> GIVEN REQUEST
Go through the listing below and gather every line with the word "date".

> MATERIALS PROVIDED

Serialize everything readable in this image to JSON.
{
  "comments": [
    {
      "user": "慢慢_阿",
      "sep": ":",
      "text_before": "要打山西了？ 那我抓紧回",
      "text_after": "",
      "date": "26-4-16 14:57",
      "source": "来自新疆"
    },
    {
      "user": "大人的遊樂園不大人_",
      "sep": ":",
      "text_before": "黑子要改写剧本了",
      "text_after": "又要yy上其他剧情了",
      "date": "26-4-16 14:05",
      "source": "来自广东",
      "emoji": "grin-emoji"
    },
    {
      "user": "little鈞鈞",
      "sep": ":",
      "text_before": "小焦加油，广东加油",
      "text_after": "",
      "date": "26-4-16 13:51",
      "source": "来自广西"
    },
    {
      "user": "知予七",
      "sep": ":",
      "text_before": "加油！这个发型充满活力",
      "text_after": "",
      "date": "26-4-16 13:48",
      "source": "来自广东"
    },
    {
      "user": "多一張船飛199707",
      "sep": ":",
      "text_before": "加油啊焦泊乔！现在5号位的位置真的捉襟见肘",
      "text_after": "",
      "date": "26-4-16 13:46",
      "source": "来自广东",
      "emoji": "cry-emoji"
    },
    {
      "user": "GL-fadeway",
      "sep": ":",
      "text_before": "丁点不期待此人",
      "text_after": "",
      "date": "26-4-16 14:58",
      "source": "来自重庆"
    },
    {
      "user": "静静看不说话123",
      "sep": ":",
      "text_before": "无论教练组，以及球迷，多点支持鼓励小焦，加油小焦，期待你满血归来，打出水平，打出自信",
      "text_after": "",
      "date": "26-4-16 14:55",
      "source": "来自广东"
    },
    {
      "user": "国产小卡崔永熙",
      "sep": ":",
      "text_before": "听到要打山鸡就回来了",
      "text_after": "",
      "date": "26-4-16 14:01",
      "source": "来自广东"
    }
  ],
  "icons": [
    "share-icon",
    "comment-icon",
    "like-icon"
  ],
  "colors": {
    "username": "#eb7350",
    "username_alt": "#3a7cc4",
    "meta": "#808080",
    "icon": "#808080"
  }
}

> SOLUTION BELOW
      "date": "26-4-16 14:57",
      "date": "26-4-16 14:05",
      "date": "26-4-16 13:51",
      "date": "26-4-16 13:48",
      "date": "26-4-16 13:46",
      "date": "26-4-16 14:58",
      "date": "26-4-16 14:55",
      "date": "26-4-16 14:01",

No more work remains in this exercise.